Exercise brief ->
Locate each line below that includes "kopējā" and reproduce it.

(Figure content listings)
____

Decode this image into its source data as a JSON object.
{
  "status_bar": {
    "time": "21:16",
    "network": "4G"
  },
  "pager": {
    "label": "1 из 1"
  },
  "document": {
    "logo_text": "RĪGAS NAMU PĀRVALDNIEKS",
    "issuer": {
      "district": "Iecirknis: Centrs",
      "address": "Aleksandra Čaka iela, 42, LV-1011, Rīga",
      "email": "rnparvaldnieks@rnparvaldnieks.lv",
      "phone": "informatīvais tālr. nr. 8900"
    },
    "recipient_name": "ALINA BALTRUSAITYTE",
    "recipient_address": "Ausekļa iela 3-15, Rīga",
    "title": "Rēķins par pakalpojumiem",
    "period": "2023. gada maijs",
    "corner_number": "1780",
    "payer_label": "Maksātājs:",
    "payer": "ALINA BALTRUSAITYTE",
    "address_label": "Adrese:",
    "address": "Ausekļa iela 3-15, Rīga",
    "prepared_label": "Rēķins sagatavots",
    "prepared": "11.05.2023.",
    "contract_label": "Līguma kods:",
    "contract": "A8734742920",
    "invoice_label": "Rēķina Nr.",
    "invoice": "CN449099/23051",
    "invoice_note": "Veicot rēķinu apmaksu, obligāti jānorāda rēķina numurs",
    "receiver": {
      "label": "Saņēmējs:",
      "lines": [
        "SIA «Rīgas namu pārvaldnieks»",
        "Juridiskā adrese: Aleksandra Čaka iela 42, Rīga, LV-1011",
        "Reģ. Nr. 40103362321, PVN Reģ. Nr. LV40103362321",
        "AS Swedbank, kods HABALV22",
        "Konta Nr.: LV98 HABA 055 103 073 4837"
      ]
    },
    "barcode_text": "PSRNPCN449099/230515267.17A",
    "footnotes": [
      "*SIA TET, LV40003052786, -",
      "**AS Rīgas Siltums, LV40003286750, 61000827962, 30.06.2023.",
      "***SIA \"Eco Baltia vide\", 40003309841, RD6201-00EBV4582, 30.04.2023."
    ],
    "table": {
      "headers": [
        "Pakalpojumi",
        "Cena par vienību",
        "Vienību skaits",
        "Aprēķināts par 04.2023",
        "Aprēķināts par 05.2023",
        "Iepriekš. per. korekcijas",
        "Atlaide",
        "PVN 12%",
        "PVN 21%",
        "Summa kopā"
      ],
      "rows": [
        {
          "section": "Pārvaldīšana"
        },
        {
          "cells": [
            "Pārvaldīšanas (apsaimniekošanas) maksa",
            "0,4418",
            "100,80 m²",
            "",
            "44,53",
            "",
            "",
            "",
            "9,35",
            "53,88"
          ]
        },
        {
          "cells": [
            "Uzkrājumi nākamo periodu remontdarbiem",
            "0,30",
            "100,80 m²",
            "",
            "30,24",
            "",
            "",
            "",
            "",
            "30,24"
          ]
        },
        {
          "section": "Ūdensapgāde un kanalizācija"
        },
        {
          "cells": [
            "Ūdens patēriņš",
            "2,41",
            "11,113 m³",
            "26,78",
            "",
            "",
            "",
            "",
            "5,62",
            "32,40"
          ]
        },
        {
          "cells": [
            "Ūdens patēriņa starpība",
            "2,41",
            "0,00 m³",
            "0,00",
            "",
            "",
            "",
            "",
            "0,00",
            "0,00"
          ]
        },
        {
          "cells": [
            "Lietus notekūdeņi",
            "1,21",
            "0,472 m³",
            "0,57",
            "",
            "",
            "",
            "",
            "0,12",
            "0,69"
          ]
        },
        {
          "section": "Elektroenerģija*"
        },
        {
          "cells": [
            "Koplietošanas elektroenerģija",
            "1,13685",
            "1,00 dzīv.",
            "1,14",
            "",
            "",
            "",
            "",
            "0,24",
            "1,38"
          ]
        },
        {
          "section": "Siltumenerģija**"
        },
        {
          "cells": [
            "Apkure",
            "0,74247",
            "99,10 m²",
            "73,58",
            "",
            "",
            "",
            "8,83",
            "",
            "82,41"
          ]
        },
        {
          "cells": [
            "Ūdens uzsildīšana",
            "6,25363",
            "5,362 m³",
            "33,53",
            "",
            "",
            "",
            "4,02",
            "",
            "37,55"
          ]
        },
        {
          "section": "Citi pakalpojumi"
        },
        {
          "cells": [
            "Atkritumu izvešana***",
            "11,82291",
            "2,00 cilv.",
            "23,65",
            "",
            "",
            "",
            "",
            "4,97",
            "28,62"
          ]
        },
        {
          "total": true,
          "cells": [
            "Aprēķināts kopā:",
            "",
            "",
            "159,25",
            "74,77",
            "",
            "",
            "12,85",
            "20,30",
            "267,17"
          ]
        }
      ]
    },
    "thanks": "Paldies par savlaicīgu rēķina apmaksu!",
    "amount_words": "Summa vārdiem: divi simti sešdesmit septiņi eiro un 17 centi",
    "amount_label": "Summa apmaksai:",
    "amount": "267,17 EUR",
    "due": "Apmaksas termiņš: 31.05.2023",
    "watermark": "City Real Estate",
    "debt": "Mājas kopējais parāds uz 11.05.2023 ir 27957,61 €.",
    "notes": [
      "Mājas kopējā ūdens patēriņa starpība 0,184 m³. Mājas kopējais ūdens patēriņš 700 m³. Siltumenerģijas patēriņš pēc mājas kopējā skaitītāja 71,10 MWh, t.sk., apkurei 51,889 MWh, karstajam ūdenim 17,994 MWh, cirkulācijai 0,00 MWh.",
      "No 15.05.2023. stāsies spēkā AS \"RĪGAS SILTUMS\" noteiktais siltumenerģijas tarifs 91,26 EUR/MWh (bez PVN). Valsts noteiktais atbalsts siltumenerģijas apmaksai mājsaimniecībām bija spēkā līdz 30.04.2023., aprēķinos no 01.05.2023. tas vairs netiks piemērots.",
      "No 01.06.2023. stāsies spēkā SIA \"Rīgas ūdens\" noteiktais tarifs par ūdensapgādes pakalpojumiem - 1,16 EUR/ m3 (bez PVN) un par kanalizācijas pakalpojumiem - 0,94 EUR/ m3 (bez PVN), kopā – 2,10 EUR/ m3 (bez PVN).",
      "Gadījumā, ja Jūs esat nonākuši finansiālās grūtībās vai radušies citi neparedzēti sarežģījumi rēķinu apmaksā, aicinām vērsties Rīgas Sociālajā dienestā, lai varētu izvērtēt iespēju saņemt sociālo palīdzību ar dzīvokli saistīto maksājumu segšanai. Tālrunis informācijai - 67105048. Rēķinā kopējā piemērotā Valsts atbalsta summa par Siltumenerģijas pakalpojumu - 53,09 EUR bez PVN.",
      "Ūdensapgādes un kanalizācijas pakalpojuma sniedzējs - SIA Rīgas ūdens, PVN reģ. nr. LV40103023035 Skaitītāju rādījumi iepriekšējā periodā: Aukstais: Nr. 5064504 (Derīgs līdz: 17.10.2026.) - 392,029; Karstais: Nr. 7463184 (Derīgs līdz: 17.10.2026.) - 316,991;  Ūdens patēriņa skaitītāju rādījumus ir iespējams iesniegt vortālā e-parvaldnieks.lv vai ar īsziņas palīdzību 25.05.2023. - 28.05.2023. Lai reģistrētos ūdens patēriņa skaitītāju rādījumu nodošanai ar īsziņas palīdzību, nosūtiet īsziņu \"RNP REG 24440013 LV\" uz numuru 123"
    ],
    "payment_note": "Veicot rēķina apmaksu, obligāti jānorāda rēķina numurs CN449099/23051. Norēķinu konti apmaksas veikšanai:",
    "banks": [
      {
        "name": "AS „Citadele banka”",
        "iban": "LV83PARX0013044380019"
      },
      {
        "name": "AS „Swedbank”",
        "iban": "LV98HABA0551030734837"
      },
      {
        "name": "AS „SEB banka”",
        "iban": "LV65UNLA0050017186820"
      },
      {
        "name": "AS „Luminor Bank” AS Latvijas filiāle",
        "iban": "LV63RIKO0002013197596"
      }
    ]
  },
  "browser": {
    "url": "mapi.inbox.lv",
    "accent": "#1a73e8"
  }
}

____

Result for this task ->
      "Mājas kopējā ūdens patēriņa starpība 0,184 m³. Mājas kopējais ūdens patēriņš 700 m³. Siltumenerģijas patēriņš pēc mājas kopējā skaitītāja 71,10 MWh, t.sk., apkurei 51,889 MWh, karstajam ūdenim 17,994 MWh, cirkulācijai 0,00 MWh.",
      "Gadījumā, ja Jūs esat nonākuši finansiālās grūtībās vai radušies citi neparedzēti sarežģījumi rēķinu apmaksā, aicinām vērsties Rīgas Sociālajā dienestā, lai varētu izvērtēt iespēju saņemt sociālo palīdzību ar dzīvokli saistīto maksājumu segšanai. Tālrunis informācijai - 67105048. Rēķinā kopējā piemērotā Valsts atbalsta summa par Siltumenerģijas pakalpojumu - 53,09 EUR bez PVN.",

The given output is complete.